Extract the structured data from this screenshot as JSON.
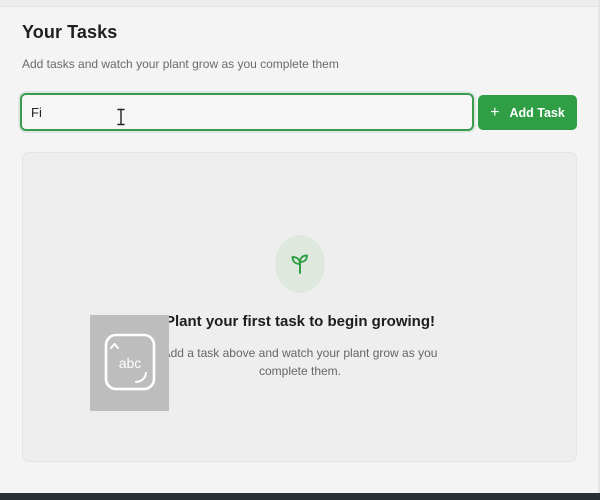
{
  "header": {
    "title": "Your Tasks",
    "subtitle": "Add tasks and watch your plant grow as you complete them"
  },
  "task_input": {
    "value": "Fi",
    "placeholder": ""
  },
  "add_button": {
    "label": "Add Task",
    "icon": "plus-icon"
  },
  "empty_state": {
    "icon": "sprout-icon",
    "title": "Plant your first task to begin growing!",
    "description": "Add a task above and watch your plant grow as you complete them."
  },
  "keyboard_overlay": {
    "icon": "keyboard-input-icon",
    "label": "abc"
  },
  "colors": {
    "accent": "#2f9e44",
    "sprout": "#2f9e44",
    "page_background": "#f4f4f4",
    "panel_background": "#eeeeee"
  }
}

* Work to complete
Leave out the pictures and copy the rest of the material above exactly.

* Solution below
Extract the structured data from this screenshot as JSON.
{
  "header": {
    "title": "Your Tasks",
    "subtitle": "Add tasks and watch your plant grow as you complete them"
  },
  "task_input": {
    "value": "Fi",
    "placeholder": ""
  },
  "add_button": {
    "label": "Add Task",
    "icon": "plus-icon"
  },
  "empty_state": {
    "icon": "sprout-icon",
    "title": "Plant your first task to begin growing!",
    "description": "Add a task above and watch your plant grow as you complete them."
  },
  "keyboard_overlay": {
    "icon": "keyboard-input-icon",
    "label": "abc"
  },
  "colors": {
    "accent": "#2f9e44",
    "sprout": "#2f9e44",
    "page_background": "#f4f4f4",
    "panel_background": "#eeeeee"
  }
}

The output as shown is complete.